Stated task :: Render the whole listing below as a numbered list, leaving out any blank lines.

Data records ::
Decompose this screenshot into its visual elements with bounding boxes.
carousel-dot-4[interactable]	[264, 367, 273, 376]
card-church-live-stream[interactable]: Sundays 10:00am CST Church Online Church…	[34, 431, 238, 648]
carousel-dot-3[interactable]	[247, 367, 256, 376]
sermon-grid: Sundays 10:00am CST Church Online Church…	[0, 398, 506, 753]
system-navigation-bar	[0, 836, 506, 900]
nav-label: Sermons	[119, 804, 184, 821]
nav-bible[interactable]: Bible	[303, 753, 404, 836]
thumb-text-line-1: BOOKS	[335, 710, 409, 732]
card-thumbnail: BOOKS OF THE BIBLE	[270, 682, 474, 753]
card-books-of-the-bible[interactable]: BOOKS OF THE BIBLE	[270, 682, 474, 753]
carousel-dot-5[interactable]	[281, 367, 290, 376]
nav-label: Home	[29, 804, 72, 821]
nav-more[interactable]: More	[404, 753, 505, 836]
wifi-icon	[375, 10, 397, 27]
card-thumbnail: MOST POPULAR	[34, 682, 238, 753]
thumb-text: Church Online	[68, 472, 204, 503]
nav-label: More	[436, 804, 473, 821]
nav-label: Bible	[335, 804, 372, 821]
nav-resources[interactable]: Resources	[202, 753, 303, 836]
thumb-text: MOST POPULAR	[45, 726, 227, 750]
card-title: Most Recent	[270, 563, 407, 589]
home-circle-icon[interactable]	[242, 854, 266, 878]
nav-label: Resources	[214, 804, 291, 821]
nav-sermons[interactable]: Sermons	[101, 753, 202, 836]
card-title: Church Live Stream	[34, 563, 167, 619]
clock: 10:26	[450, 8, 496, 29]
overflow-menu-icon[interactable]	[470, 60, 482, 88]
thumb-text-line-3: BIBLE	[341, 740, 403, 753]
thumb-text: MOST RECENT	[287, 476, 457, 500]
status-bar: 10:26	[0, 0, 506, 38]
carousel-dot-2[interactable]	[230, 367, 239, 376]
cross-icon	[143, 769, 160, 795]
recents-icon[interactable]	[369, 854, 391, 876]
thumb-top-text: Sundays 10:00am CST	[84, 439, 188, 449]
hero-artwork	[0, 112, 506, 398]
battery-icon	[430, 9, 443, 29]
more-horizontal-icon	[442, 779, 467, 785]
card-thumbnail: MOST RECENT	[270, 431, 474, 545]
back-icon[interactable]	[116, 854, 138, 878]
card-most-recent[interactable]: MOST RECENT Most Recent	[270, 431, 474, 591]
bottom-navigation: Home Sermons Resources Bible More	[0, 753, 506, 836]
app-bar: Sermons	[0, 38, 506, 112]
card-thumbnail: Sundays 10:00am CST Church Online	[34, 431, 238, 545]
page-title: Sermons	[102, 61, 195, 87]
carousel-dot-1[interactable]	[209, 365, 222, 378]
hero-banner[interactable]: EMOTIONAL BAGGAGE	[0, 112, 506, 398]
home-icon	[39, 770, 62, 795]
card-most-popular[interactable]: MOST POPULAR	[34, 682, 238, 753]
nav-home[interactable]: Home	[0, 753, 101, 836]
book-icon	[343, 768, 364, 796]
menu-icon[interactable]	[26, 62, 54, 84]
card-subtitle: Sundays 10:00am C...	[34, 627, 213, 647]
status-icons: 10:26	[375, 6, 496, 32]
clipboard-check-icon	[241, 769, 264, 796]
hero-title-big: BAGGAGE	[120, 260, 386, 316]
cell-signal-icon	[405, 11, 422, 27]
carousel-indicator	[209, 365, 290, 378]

Result of the task ::
1. Decompose this screenshot into its visual elements with bounding boxes.
2. carousel-dot-4[interactable]	[264, 367, 273, 376]
3. card-church-live-stream[interactable]: Sundays 10:00am CST Church Online Church…	[34, 431, 238, 648]
4. carousel-dot-3[interactable]	[247, 367, 256, 376]
5. sermon-grid: Sundays 10:00am CST Church Online Church…	[0, 398, 506, 753]
6. system-navigation-bar	[0, 836, 506, 900]
7. nav-label: Sermons	[119, 804, 184, 821]
8. nav-bible[interactable]: Bible	[303, 753, 404, 836]
9. thumb-text-line-1: BOOKS	[335, 710, 409, 732]
10. card-thumbnail: BOOKS OF THE BIBLE	[270, 682, 474, 753]
11. card-books-of-the-bible[interactable]: BOOKS OF THE BIBLE	[270, 682, 474, 753]
12. carousel-dot-5[interactable]	[281, 367, 290, 376]
13. nav-label: Home	[29, 804, 72, 821]
14. nav-more[interactable]: More	[404, 753, 505, 836]
15. wifi-icon	[375, 10, 397, 27]
16. card-thumbnail: MOST POPULAR	[34, 682, 238, 753]
17. thumb-text: Church Online	[68, 472, 204, 503]
18. nav-label: More	[436, 804, 473, 821]
19. nav-label: Bible	[335, 804, 372, 821]
20. nav-resources[interactable]: Resources	[202, 753, 303, 836]
21. thumb-text: MOST POPULAR	[45, 726, 227, 750]
22. card-title: Most Recent	[270, 563, 407, 589]
23. home-circle-icon[interactable]	[242, 854, 266, 878]
24. nav-label: Resources	[214, 804, 291, 821]
25. nav-sermons[interactable]: Sermons	[101, 753, 202, 836]
26. card-title: Church Live Stream	[34, 563, 167, 619]
27. clock: 10:26	[450, 8, 496, 29]
28. overflow-menu-icon[interactable]	[470, 60, 482, 88]
29. thumb-text-line-3: BIBLE	[341, 740, 403, 753]
30. thumb-text: MOST RECENT	[287, 476, 457, 500]
31. status-bar: 10:26	[0, 0, 506, 38]
32. carousel-dot-2[interactable]	[230, 367, 239, 376]
33. cross-icon	[143, 769, 160, 795]
34. recents-icon[interactable]	[369, 854, 391, 876]
35. thumb-top-text: Sundays 10:00am CST	[84, 439, 188, 449]
36. hero-artwork	[0, 112, 506, 398]
37. battery-icon	[430, 9, 443, 29]
38. more-horizontal-icon	[442, 779, 467, 785]
39. card-thumbnail: MOST RECENT	[270, 431, 474, 545]
40. back-icon[interactable]	[116, 854, 138, 878]
41. card-most-recent[interactable]: MOST RECENT Most Recent	[270, 431, 474, 591]
42. bottom-navigation: Home Sermons Resources Bible More	[0, 753, 506, 836]
43. app-bar: Sermons	[0, 38, 506, 112]
44. card-thumbnail: Sundays 10:00am CST Church Online	[34, 431, 238, 545]
45. page-title: Sermons	[102, 61, 195, 87]
46. carousel-dot-1[interactable]	[209, 365, 222, 378]
47. hero-banner[interactable]: EMOTIONAL BAGGAGE	[0, 112, 506, 398]
48. home-icon	[39, 770, 62, 795]
49. card-most-popular[interactable]: MOST POPULAR	[34, 682, 238, 753]
50. nav-home[interactable]: Home	[0, 753, 101, 836]
51. book-icon	[343, 768, 364, 796]
52. menu-icon[interactable]	[26, 62, 54, 84]
53. card-subtitle: Sundays 10:00am C...	[34, 627, 213, 647]
54. status-icons: 10:26	[375, 6, 496, 32]
55. clipboard-check-icon	[241, 769, 264, 796]
56. hero-title-big: BAGGAGE	[120, 260, 386, 316]
57. cell-signal-icon	[405, 11, 422, 27]
58. carousel-indicator	[209, 365, 290, 378]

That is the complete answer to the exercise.